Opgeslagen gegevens
::::
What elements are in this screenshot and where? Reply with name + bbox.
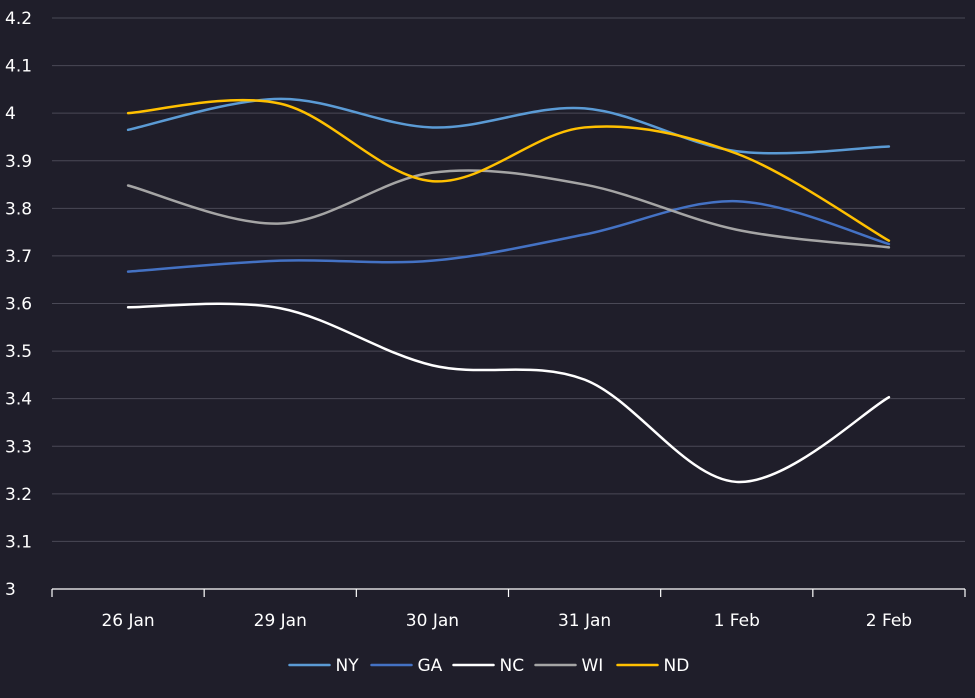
legend-label-ny: NY (336, 656, 360, 676)
y-tick-label: 4.1 (5, 57, 32, 77)
x-axis: 26 Jan 29 Jan 30 Jan 31 Jan 1 Feb 2 Feb (51, 588, 966, 631)
y-axis-tick-labels: 3 3.1 3.2 3.3 3.4 3.5 3.6 3.7 3.8 3.9 4 4.1 4.2 (5, 9, 32, 600)
x-tick-label: 26 Jan (101, 611, 154, 631)
x-tick-label: 30 Jan (406, 611, 459, 631)
legend-label-nc: NC (500, 656, 525, 676)
y-tick-label: 3.4 (5, 390, 32, 410)
x-tick-label: 31 Jan (558, 611, 611, 631)
legend-label-wi: WI (582, 656, 604, 676)
y-tick-label: 3.8 (5, 199, 32, 219)
y-tick-label: 4.2 (5, 9, 32, 29)
series-line-ga (126, 199, 891, 273)
series-line-nc (126, 302, 891, 484)
y-tick-label: 3.1 (5, 532, 32, 552)
series-line-wi (126, 169, 891, 249)
x-tick-label: 1 Feb (714, 611, 760, 631)
y-tick-label: 3.5 (5, 342, 32, 362)
x-tick-label: 2 Feb (866, 611, 912, 631)
y-tick-label: 3 (5, 580, 16, 600)
y-tick-label: 3.9 (5, 152, 32, 172)
y-tick-label: 3.3 (5, 437, 32, 457)
legend: NY GA NC WI ND (288, 656, 690, 676)
y-tick-label: 3.6 (5, 295, 32, 315)
x-tick-label: 29 Jan (254, 611, 307, 631)
legend-label-nd: ND (664, 656, 690, 676)
series-lines (126, 97, 891, 484)
y-tick-label: 3.2 (5, 485, 32, 505)
y-tick-label: 3.7 (5, 247, 32, 267)
gridlines (52, 17, 965, 542)
series-line-ny (126, 97, 891, 155)
series-line-nd (126, 98, 891, 242)
legend-label-ga: GA (418, 656, 443, 676)
y-tick-label: 4 (5, 104, 16, 124)
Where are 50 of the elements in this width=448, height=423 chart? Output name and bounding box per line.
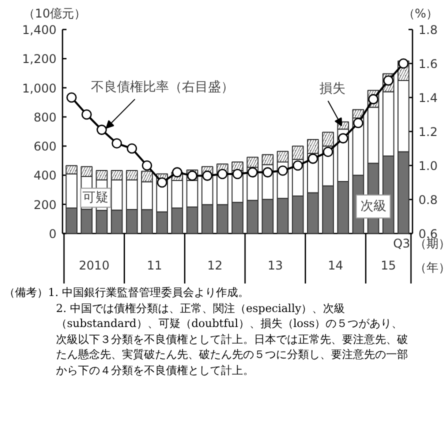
point — [217, 168, 228, 180]
point — [398, 58, 409, 69]
y-tick-label: 0 — [48, 227, 57, 241]
text: 12 — [207, 258, 223, 272]
y-tick-label: 200 — [34, 198, 56, 212]
y2-tick-label: 1.2 — [418, 125, 438, 139]
point — [66, 92, 77, 103]
x-axis-title: （期） — [414, 236, 448, 250]
y2-tick-label: 1.8 — [418, 23, 438, 37]
y-tick-label: 1,200 — [22, 52, 57, 66]
y2-tick-label: 1.4 — [418, 91, 438, 105]
text: 11 — [146, 258, 162, 272]
point — [338, 133, 348, 144]
point — [112, 138, 122, 149]
text: 13 — [268, 258, 283, 272]
text: 2. 中国では債権分類は、正常、関注（especially）、次級（substandard）、可疑（doubtful）、損失（loss）の５つがあり、次級以下３分類を不良債権として計上。日本では正常先、要注意先、破たん懸念先、実質破たん先、破たん先の５つに分類し、要注意先の一部から下の４分類を不良債権として計上。 — [55, 300, 409, 378]
y2-tick-label: 1.6 — [418, 57, 438, 71]
y2-tick-label: 0.8 — [418, 193, 438, 207]
point — [126, 143, 138, 154]
point — [278, 165, 288, 176]
y2-axis-title: （%） — [402, 6, 438, 20]
point — [232, 168, 243, 180]
y-tick-label: 600 — [34, 140, 56, 154]
text: （年） — [414, 260, 448, 274]
point — [322, 146, 334, 158]
y-axis-title: （10億元） — [22, 6, 86, 20]
series-label: 不良債権比率（右目盛） — [91, 78, 234, 95]
point — [156, 177, 168, 188]
point — [292, 160, 303, 171]
point — [262, 167, 273, 178]
point — [353, 118, 364, 128]
point — [202, 170, 212, 181]
point — [142, 160, 152, 171]
series-label: 損失 — [320, 82, 346, 97]
y-tick-label: 400 — [34, 168, 56, 183]
y2-tick-label: 1.0 — [418, 159, 438, 173]
text: （備考）1. 中国銀行業監督管理委員会より作成。 — [4, 285, 250, 300]
text: 14 — [328, 258, 344, 272]
point — [308, 154, 318, 164]
point — [96, 124, 107, 135]
point — [172, 167, 182, 178]
point — [247, 167, 258, 178]
y-tick-label: 800 — [34, 110, 56, 124]
y-tick-label: 1,000 — [22, 81, 57, 96]
x-tick-label: Q3 — [393, 236, 410, 250]
text: 15 — [380, 258, 396, 272]
y-tick-label: 1,400 — [22, 23, 57, 37]
series-label: 次級 — [360, 199, 386, 214]
point — [81, 109, 92, 120]
text: 2010 — [78, 258, 110, 272]
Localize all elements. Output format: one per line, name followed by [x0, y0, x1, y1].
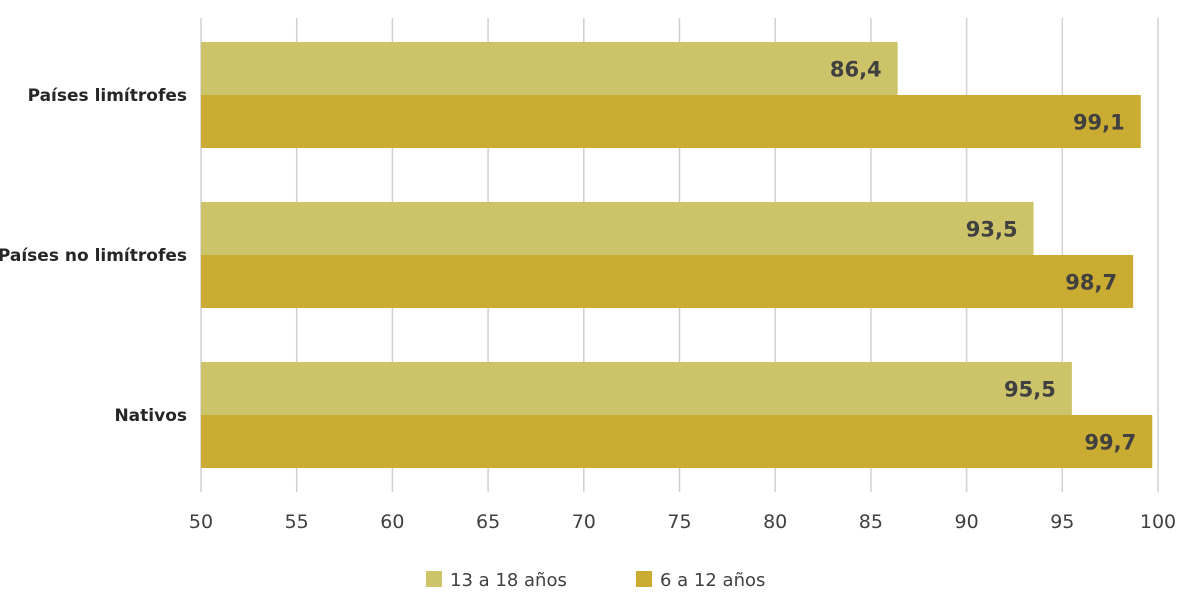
- legend: 13 a 18 años 6 a 12 años: [426, 570, 765, 591]
- category-label-0: Países limítrofes: [28, 86, 187, 106]
- x-tick-label-75: 75: [667, 511, 691, 533]
- x-tick-label-55: 55: [285, 511, 309, 533]
- data-label-0-2: 95,5: [1004, 378, 1056, 402]
- legend-label-0: 13 a 18 años: [450, 570, 567, 591]
- data-label-1-0: 99,1: [1073, 111, 1125, 135]
- x-tick-label-65: 65: [476, 511, 500, 533]
- category-labels: Países limítrofes Países no limítrofes Nat…: [0, 86, 187, 426]
- x-tick-label-80: 80: [763, 511, 787, 533]
- x-tick-label-90: 90: [955, 511, 979, 533]
- bar-6-12-0: [201, 95, 1141, 148]
- bar-13-18-0: [201, 42, 898, 95]
- x-axis-ticks: 50 55 60 65 70 75 80 85 90 95 100: [189, 511, 1176, 533]
- x-tick-label-50: 50: [189, 511, 213, 533]
- x-tick-label-95: 95: [1050, 511, 1074, 533]
- data-label-0-1: 93,5: [966, 218, 1018, 242]
- legend-label-1: 6 a 12 años: [660, 570, 765, 591]
- bar-6-12-1: [201, 255, 1134, 308]
- x-tick-label-70: 70: [572, 511, 596, 533]
- x-tick-label-100: 100: [1140, 511, 1176, 533]
- data-label-1-2: 99,7: [1084, 431, 1136, 455]
- data-label-1-1: 98,7: [1065, 271, 1117, 295]
- x-tick-label-60: 60: [380, 511, 404, 533]
- bar-6-12-2: [201, 415, 1153, 468]
- x-tick-label-85: 85: [859, 511, 883, 533]
- bar-13-18-2: [201, 362, 1072, 415]
- data-label-0-0: 86,4: [830, 58, 882, 82]
- category-label-2: Nativos: [114, 406, 187, 426]
- bars: 86,4 99,1 93,5 98,7 95,5 99,7: [201, 42, 1153, 468]
- legend-swatch-0: [426, 571, 442, 587]
- category-label-1: Países no limítrofes: [0, 246, 187, 266]
- legend-swatch-1: [636, 571, 652, 587]
- bar-13-18-1: [201, 202, 1034, 255]
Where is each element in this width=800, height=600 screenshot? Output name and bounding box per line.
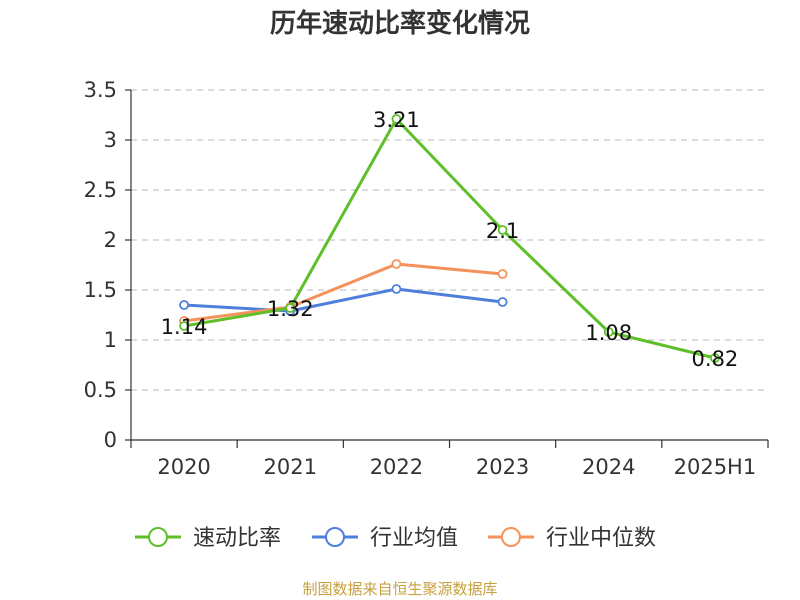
::::
**Opdracht**
Schrijf uit de gegevens hierboven het stuk over dat begint bij de regel met "point — [217, 168, 228, 180]" en eindigt bij de regel met "y2-tick-label: 0.8 — [418, 193, 438, 207]". Neem beide regels mee en verander niets.

**Antwoord**
point — [217, 168, 228, 180]
point — [398, 58, 409, 69]
y-tick-label: 0 — [48, 227, 57, 241]
text: 12 — [207, 258, 223, 272]
y-tick-label: 200 — [34, 198, 56, 212]
y2-tick-label: 1.2 — [418, 125, 438, 139]
point — [66, 92, 77, 103]
x-axis-title: （期） — [414, 236, 448, 250]
y2-tick-label: 1.8 — [418, 23, 438, 37]
y-tick-label: 1,200 — [22, 52, 57, 66]
y2-tick-label: 1.4 — [418, 91, 438, 105]
text: 11 — [146, 258, 162, 272]
point — [338, 133, 348, 144]
point — [112, 138, 122, 149]
text: 13 — [268, 258, 283, 272]
text: 2. 中国では債権分類は、正常、関注（especially）、次級（substandard）、可疑（doubtful）、損失（loss）の５つがあり、次級以下３分類を不良債権として計上。日本では正常先、要注意先、破たん懸念先、実質破たん先、破たん先の５つに分類し、要注意先の一部から下の４分類を不良債権として計上。 — [55, 300, 409, 378]
y2-tick-label: 1.6 — [418, 57, 438, 71]
y2-tick-label: 0.8 — [418, 193, 438, 207]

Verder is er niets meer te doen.